PROBLEM — Out of all the lines below, count those with the word "Jobs". Give the number only.

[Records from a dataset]
>>>>
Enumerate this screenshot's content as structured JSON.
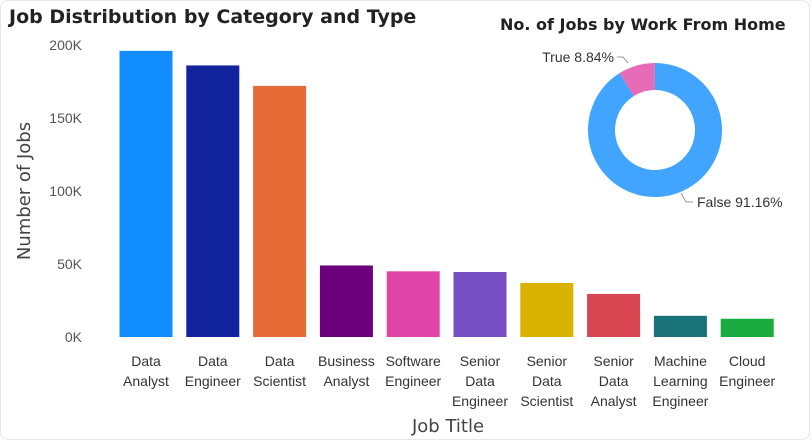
{
  "chart_data": [
    {
      "type": "bar",
      "title": "Job Distribution by Category and Type",
      "xlabel": "Job Title",
      "ylabel": "Number of Jobs",
      "ylim": [
        0,
        200000
      ],
      "yticks": [
        "0K",
        "50K",
        "100K",
        "150K",
        "200K"
      ],
      "ytick_values": [
        0,
        50000,
        100000,
        150000,
        200000
      ],
      "grid": false,
      "categories": [
        [
          "Data",
          "Analyst"
        ],
        [
          "Data",
          "Engineer"
        ],
        [
          "Data",
          "Scientist"
        ],
        [
          "Business",
          "Analyst"
        ],
        [
          "Software",
          "Engineer"
        ],
        [
          "Senior",
          "Data",
          "Engineer"
        ],
        [
          "Senior",
          "Data",
          "Scientist"
        ],
        [
          "Senior",
          "Data",
          "Analyst"
        ],
        [
          "Machine",
          "Learning",
          "Engineer"
        ],
        [
          "Cloud",
          "Engineer"
        ]
      ],
      "values": [
        196000,
        186000,
        172000,
        49000,
        45000,
        44500,
        37000,
        29500,
        14500,
        12500
      ],
      "colors": [
        "#118DFF",
        "#12239E",
        "#E66C37",
        "#6B007B",
        "#E044A7",
        "#744EC2",
        "#D9B300",
        "#D64550",
        "#197278",
        "#1AAB40"
      ]
    },
    {
      "type": "pie",
      "title": "No. of Jobs by Work From Home",
      "donut": true,
      "slices": [
        {
          "label": "True 8.84%",
          "value": 8.84,
          "color": "#E66CB8"
        },
        {
          "label": "False 91.16%",
          "value": 91.16,
          "color": "#41A4FF"
        }
      ]
    }
  ]
}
<<<<
OUTPUT FOR THIS EXERCISE — 2